* [Tasks to carry out]:
1/ In the Argentine etiquette passage, please copy out the part that opens with the words containing "Dress well when" and closes with "thank your hosts.", swapping "jacket" for "blazer".
2/ List every gift the Argentine etiquette passage suggests bringing when dining at someone's home.

* [Selected excerpt]:
<<<<

If you are dining at someone’s home bring a gift of flowers, imported spirits or candy. The family is the centre of Argentine life with extended families still having prominence. Children are seen as important so bring them a gift, as well as any senior family member. If you are given a gift, it is expected that you open it straight away.
Dress well when attending a home dinner party. Men should wear a jacket and tie. Women should wear a dress or a skirt and blouse, and don’t overdo the make-up. Arrive 30 to 45 minutes later than invited for a dinner party and phone the following day to thank your hosts.
Whether dining at a home or in a restaurant, table manners are considered very important. Wait for the host or hostess to tell you where to sit. There may be a seating plan. Table manners are Continental, thus hold the fork in the left hand and the knife in the right while eating. Don’t put your knife down while eating as North Americans do. Don’t begin eating until the hostess invites you to do so. Always keep your hands visible when eating, but do not rest your elbows on the table. Wait for a toast to be made before taking the first sip of your drink. It is considered polite to leave a small amount of food on your plate when you have finished eating. When you have finished eating, place your knife and fork across your plate with the prongs facing down and the handles facing to the right. Pouring wine is beset with many rituals and cultural taboos. If at all possible, avoid pouring wine until you are familiar with them.
Furthermore when dining out, be prepared to eat late as many restaurants don’t open till 8pm, with people starting to eat around 9pm. Although ten percent gratuity is added to the bill, a further ten percent tip is standard.
Argentines are a warm peoples and their unreservedness brings to the fore their passion and sentimentality. Argentina is one place you shouldn’t be too concerned about but a foot wrong. …it’s easier than the tango.

>>>>

* [Data]:
<<<<

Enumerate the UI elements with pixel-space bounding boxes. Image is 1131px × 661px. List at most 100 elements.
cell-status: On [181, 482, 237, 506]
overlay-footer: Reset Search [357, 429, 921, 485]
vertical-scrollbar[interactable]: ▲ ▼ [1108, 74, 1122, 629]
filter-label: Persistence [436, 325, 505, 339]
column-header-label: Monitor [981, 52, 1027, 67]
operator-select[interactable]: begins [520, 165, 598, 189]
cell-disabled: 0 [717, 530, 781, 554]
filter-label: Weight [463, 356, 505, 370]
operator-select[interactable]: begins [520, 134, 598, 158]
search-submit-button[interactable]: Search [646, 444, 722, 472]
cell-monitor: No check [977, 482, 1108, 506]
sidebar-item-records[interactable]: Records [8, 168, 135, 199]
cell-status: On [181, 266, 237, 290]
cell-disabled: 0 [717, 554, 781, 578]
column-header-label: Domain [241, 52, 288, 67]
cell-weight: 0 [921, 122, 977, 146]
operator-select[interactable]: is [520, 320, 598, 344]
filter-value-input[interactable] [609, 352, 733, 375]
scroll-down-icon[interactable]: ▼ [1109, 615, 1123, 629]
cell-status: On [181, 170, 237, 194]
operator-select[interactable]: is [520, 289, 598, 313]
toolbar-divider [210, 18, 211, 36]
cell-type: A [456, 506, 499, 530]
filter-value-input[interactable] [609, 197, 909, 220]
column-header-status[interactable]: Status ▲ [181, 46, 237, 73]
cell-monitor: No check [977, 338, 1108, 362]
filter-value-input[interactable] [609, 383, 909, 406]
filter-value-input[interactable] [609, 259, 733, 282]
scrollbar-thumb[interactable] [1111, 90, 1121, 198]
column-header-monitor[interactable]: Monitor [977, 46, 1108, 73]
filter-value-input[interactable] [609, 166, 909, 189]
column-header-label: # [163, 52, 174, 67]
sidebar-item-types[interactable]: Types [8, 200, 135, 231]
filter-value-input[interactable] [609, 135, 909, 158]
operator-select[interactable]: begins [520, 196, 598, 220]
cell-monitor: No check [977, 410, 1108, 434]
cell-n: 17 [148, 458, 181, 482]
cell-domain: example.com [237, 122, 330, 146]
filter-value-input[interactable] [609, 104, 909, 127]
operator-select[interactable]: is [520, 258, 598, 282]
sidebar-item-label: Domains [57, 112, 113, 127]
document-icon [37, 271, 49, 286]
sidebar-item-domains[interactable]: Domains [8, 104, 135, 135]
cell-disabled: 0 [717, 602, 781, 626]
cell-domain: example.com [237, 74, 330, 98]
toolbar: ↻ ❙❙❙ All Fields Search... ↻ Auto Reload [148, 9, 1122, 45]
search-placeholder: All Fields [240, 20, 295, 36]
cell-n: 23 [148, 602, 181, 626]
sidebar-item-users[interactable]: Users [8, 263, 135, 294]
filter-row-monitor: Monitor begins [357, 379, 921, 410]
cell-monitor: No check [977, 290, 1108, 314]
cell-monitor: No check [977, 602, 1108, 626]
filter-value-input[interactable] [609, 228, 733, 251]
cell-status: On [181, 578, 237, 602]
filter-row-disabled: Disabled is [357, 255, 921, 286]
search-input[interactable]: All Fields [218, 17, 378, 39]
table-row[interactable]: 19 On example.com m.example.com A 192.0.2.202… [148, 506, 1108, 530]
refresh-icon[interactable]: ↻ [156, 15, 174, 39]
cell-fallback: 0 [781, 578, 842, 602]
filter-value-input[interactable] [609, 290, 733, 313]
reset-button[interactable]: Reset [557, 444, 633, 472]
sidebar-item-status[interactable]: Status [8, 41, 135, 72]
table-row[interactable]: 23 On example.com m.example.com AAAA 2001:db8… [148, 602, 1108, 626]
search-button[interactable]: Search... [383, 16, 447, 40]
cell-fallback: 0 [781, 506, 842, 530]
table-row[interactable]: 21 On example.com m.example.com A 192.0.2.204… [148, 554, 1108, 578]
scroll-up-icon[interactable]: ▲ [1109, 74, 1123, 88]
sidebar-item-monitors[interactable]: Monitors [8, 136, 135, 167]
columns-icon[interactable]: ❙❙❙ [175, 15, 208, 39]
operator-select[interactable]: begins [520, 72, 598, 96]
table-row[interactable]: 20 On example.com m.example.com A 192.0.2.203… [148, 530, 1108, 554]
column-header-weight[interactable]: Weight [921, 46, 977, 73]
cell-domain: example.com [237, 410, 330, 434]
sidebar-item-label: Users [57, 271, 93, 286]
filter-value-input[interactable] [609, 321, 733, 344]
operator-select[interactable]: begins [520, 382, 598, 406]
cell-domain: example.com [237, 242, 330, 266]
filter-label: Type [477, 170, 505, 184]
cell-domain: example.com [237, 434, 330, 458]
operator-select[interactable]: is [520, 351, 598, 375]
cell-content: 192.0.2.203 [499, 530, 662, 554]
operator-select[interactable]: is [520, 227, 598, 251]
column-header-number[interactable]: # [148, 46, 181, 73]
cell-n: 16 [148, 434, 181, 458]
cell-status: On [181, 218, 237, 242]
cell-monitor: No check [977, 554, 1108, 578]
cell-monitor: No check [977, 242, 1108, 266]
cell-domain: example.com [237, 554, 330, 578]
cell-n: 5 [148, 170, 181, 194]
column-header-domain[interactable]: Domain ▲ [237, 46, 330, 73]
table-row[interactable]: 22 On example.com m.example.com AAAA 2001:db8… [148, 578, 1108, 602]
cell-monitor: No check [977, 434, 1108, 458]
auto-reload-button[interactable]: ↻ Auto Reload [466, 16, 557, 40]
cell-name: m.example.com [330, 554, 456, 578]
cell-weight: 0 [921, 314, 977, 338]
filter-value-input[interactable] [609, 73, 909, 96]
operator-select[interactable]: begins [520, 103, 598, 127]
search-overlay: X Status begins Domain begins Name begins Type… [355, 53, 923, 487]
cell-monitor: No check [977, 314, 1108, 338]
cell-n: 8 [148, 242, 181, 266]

>>>>

* [Solution set]:
1/
Dress well when attending a home dinner party. Men should wear a blazer and tie. Women should wear a dress or a skirt and blouse, and don’t overdo the make-up. Arrive 30 to 45 minutes later than invited for a dinner party and phone the following day to thank your hosts.

2/ Flowers, imported spirits, candy